→ **Task statement**:
Please reproduce the data in full, exactly as it stands.

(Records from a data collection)
........

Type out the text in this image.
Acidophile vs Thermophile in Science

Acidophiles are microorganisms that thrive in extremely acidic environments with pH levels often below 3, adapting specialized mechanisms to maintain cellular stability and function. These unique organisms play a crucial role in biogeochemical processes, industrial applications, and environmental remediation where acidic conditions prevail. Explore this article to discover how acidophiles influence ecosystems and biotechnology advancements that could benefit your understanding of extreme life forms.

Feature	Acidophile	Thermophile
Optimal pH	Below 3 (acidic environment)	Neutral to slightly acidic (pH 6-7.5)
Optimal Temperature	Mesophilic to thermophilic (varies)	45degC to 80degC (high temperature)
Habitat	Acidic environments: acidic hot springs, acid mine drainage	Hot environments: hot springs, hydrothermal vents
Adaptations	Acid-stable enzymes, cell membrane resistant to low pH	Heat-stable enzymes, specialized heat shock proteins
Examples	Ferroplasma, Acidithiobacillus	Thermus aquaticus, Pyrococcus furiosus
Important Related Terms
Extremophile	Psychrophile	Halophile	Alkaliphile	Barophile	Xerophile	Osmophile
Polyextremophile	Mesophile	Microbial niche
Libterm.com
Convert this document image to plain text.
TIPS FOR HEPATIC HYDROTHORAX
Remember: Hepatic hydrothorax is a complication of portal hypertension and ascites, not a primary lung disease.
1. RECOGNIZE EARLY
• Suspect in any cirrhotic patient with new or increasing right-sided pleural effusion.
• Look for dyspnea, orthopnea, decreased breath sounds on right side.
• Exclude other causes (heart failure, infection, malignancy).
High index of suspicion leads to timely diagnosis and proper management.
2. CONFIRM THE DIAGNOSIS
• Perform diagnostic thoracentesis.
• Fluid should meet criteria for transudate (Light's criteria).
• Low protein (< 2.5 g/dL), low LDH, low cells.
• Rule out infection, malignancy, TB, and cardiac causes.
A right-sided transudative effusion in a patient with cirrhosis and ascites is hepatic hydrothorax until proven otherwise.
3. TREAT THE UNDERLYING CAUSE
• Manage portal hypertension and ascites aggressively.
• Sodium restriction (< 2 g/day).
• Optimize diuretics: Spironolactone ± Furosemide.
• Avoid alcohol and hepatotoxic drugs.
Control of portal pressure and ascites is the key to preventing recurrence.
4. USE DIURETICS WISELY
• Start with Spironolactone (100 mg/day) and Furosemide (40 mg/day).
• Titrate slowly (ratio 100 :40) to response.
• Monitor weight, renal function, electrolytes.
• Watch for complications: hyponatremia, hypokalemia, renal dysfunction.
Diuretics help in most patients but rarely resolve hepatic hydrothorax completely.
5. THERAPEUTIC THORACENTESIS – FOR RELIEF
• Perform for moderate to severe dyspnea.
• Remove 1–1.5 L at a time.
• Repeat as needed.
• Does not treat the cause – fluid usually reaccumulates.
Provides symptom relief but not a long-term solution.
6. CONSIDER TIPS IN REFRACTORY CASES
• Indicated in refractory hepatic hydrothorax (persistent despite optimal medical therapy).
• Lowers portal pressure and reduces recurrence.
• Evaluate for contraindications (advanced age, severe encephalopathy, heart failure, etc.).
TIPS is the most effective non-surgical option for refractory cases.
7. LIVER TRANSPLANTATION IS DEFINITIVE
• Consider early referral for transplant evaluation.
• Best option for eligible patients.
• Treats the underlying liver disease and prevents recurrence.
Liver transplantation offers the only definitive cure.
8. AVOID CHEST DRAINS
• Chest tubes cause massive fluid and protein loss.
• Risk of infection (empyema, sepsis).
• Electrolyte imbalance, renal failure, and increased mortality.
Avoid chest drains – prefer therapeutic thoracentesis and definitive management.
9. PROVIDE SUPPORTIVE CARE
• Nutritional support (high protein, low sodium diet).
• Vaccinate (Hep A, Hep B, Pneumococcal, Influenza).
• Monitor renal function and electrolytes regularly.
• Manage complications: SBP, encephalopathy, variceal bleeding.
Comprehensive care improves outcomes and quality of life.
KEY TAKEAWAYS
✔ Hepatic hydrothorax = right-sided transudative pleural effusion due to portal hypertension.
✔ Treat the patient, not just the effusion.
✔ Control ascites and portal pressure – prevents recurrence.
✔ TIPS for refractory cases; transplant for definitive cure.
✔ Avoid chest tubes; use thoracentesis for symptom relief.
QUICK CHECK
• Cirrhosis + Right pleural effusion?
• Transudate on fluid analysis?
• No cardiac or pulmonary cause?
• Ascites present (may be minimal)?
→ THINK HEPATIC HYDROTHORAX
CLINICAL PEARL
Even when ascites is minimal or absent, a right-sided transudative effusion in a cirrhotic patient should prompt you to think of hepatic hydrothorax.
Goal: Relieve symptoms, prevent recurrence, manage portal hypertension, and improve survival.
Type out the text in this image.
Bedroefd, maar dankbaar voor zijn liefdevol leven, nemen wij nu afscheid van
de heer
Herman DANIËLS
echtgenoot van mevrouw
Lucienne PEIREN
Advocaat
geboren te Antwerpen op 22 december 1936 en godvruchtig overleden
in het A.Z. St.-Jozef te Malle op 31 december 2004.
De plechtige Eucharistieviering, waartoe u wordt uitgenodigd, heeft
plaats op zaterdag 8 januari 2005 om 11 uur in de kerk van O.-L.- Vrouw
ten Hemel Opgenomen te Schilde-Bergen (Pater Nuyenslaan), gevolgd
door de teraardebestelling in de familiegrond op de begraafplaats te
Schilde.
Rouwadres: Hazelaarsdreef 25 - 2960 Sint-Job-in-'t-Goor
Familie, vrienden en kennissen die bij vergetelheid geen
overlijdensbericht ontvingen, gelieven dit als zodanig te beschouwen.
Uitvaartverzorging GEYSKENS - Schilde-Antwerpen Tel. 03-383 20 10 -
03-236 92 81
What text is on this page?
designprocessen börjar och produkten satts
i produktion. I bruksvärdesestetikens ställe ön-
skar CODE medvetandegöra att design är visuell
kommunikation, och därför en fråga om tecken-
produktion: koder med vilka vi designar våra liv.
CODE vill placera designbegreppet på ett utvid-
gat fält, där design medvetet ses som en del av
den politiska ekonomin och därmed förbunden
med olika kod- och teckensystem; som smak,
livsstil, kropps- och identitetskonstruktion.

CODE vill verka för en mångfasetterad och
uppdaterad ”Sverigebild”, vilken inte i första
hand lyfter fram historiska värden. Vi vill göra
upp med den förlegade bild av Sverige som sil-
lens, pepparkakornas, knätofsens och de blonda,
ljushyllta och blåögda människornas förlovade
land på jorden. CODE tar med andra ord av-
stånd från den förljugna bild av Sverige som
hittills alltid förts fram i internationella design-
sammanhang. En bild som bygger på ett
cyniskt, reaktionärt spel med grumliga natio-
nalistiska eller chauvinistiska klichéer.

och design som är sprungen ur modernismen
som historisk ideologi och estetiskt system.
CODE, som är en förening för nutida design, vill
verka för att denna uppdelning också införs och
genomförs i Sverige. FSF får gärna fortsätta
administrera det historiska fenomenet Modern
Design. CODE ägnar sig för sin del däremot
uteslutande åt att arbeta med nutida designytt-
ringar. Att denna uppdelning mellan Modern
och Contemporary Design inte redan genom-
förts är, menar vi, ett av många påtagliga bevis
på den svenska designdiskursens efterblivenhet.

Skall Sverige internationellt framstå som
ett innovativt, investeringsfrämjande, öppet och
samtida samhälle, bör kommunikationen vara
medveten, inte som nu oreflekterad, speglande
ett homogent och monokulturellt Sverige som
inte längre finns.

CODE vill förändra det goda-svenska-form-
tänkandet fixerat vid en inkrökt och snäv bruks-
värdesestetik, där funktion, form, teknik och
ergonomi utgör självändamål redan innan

........

→ **Worked solution**:
Type out the text in this image.
Acidophile vs Thermophile in Science

Acidophiles are microorganisms that thrive in extremely acidic environments with pH levels often below 3, adapting specialized mechanisms to maintain cellular stability and function. These unique organisms play a crucial role in biogeochemical processes, industrial applications, and environmental remediation where acidic conditions prevail. Explore this article to discover how acidophiles influence ecosystems and biotechnology advancements that could benefit your understanding of extreme life forms.

Feature	Acidophile	Thermophile
Optimal pH	Below 3 (acidic environment)	Neutral to slightly acidic (pH 6-7.5)
Optimal Temperature	Mesophilic to thermophilic (varies)	45degC to 80degC (high temperature)
Habitat	Acidic environments: acidic hot springs, acid mine drainage	Hot environments: hot springs, hydrothermal vents
Adaptations	Acid-stable enzymes, cell membrane resistant to low pH	Heat-stable enzymes, specialized heat shock proteins
Examples	Ferroplasma, Acidithiobacillus	Thermus aquaticus, Pyrococcus furiosus
Important Related Terms
Extremophile	Psychrophile	Halophile	Alkaliphile	Barophile	Xerophile	Osmophile
Polyextremophile	Mesophile	Microbial niche
Libterm.com
Convert this document image to plain text.
TIPS FOR HEPATIC HYDROTHORAX
Remember: Hepatic hydrothorax is a complication of portal hypertension and ascites, not a primary lung disease.
1. RECOGNIZE EARLY
• Suspect in any cirrhotic patient with new or increasing right-sided pleural effusion.
• Look for dyspnea, orthopnea, decreased breath sounds on right side.
• Exclude other causes (heart failure, infection, malignancy).
High index of suspicion leads to timely diagnosis and proper management.
2. CONFIRM THE DIAGNOSIS
• Perform diagnostic thoracentesis.
• Fluid should meet criteria for transudate (Light's criteria).
• Low protein (< 2.5 g/dL), low LDH, low cells.
• Rule out infection, malignancy, TB, and cardiac causes.
A right-sided transudative effusion in a patient with cirrhosis and ascites is hepatic hydrothorax until proven otherwise.
3. TREAT THE UNDERLYING CAUSE
• Manage portal hypertension and ascites aggressively.
• Sodium restriction (< 2 g/day).
• Optimize diuretics: Spironolactone ± Furosemide.
• Avoid alcohol and hepatotoxic drugs.
Control of portal pressure and ascites is the key to preventing recurrence.
4. USE DIURETICS WISELY
• Start with Spironolactone (100 mg/day) and Furosemide (40 mg/day).
• Titrate slowly (ratio 100 :40) to response.
• Monitor weight, renal function, electrolytes.
• Watch for complications: hyponatremia, hypokalemia, renal dysfunction.
Diuretics help in most patients but rarely resolve hepatic hydrothorax completely.
5. THERAPEUTIC THORACENTESIS – FOR RELIEF
• Perform for moderate to severe dyspnea.
• Remove 1–1.5 L at a time.
• Repeat as needed.
• Does not treat the cause – fluid usually reaccumulates.
Provides symptom relief but not a long-term solution.
6. CONSIDER TIPS IN REFRACTORY CASES
• Indicated in refractory hepatic hydrothorax (persistent despite optimal medical therapy).
• Lowers portal pressure and reduces recurrence.
• Evaluate for contraindications (advanced age, severe encephalopathy, heart failure, etc.).
TIPS is the most effective non-surgical option for refractory cases.
7. LIVER TRANSPLANTATION IS DEFINITIVE
• Consider early referral for transplant evaluation.
• Best option for eligible patients.
• Treats the underlying liver disease and prevents recurrence.
Liver transplantation offers the only definitive cure.
8. AVOID CHEST DRAINS
• Chest tubes cause massive fluid and protein loss.
• Risk of infection (empyema, sepsis).
• Electrolyte imbalance, renal failure, and increased mortality.
Avoid chest drains – prefer therapeutic thoracentesis and definitive management.
9. PROVIDE SUPPORTIVE CARE
• Nutritional support (high protein, low sodium diet).
• Vaccinate (Hep A, Hep B, Pneumococcal, Influenza).
• Monitor renal function and electrolytes regularly.
• Manage complications: SBP, encephalopathy, variceal bleeding.
Comprehensive care improves outcomes and quality of life.
KEY TAKEAWAYS
✔ Hepatic hydrothorax = right-sided transudative pleural effusion due to portal hypertension.
✔ Treat the patient, not just the effusion.
✔ Control ascites and portal pressure – prevents recurrence.
✔ TIPS for refractory cases; transplant for definitive cure.
✔ Avoid chest tubes; use thoracentesis for symptom relief.
QUICK CHECK
• Cirrhosis + Right pleural effusion?
• Transudate on fluid analysis?
• No cardiac or pulmonary cause?
• Ascites present (may be minimal)?
→ THINK HEPATIC HYDROTHORAX
CLINICAL PEARL
Even when ascites is minimal or absent, a right-sided transudative effusion in a cirrhotic patient should prompt you to think of hepatic hydrothorax.
Goal: Relieve symptoms, prevent recurrence, manage portal hypertension, and improve survival.
Type out the text in this image.
Bedroefd, maar dankbaar voor zijn liefdevol leven, nemen wij nu afscheid van
de heer
Herman DANIËLS
echtgenoot van mevrouw
Lucienne PEIREN
Advocaat
geboren te Antwerpen op 22 december 1936 en godvruchtig overleden
in het A.Z. St.-Jozef te Malle op 31 december 2004.
De plechtige Eucharistieviering, waartoe u wordt uitgenodigd, heeft
plaats op zaterdag 8 januari 2005 om 11 uur in de kerk van O.-L.- Vrouw
ten Hemel Opgenomen te Schilde-Bergen (Pater Nuyenslaan), gevolgd
door de teraardebestelling in de familiegrond op de begraafplaats te
Schilde.
Rouwadres: Hazelaarsdreef 25 - 2960 Sint-Job-in-'t-Goor
Familie, vrienden en kennissen die bij vergetelheid geen
overlijdensbericht ontvingen, gelieven dit als zodanig te beschouwen.
Uitvaartverzorging GEYSKENS - Schilde-Antwerpen Tel. 03-383 20 10 -
03-236 92 81
What text is on this page?
designprocessen börjar och produkten satts
i produktion. I bruksvärdesestetikens ställe ön-
skar CODE medvetandegöra att design är visuell
kommunikation, och därför en fråga om tecken-
produktion: koder med vilka vi designar våra liv.
CODE vill placera designbegreppet på ett utvid-
gat fält, där design medvetet ses som en del av
den politiska ekonomin och därmed förbunden
med olika kod- och teckensystem; som smak,
livsstil, kropps- och identitetskonstruktion.

CODE vill verka för en mångfasetterad och
uppdaterad ”Sverigebild”, vilken inte i första
hand lyfter fram historiska värden. Vi vill göra
upp med den förlegade bild av Sverige som sil-
lens, pepparkakornas, knätofsens och de blonda,
ljushyllta och blåögda människornas förlovade
land på jorden. CODE tar med andra ord av-
stånd från den förljugna bild av Sverige som
hittills alltid förts fram i internationella design-
sammanhang. En bild som bygger på ett
cyniskt, reaktionärt spel med grumliga natio-
nalistiska eller chauvinistiska klichéer.

och design som är sprungen ur modernismen
som historisk ideologi och estetiskt system.
CODE, som är en förening för nutida design, vill
verka för att denna uppdelning också införs och
genomförs i Sverige. FSF får gärna fortsätta
administrera det historiska fenomenet Modern
Design. CODE ägnar sig för sin del däremot
uteslutande åt att arbeta med nutida designytt-
ringar. Att denna uppdelning mellan Modern
och Contemporary Design inte redan genom-
förts är, menar vi, ett av många påtagliga bevis
på den svenska designdiskursens efterblivenhet.

Skall Sverige internationellt framstå som
ett innovativt, investeringsfrämjande, öppet och
samtida samhälle, bör kommunikationen vara
medveten, inte som nu oreflekterad, speglande
ett homogent och monokulturellt Sverige som
inte längre finns.

CODE vill förändra det goda-svenska-form-
tänkandet fixerat vid en inkrökt och snäv bruks-
värdesestetik, där funktion, form, teknik och
ergonomi utgör självändamål redan innan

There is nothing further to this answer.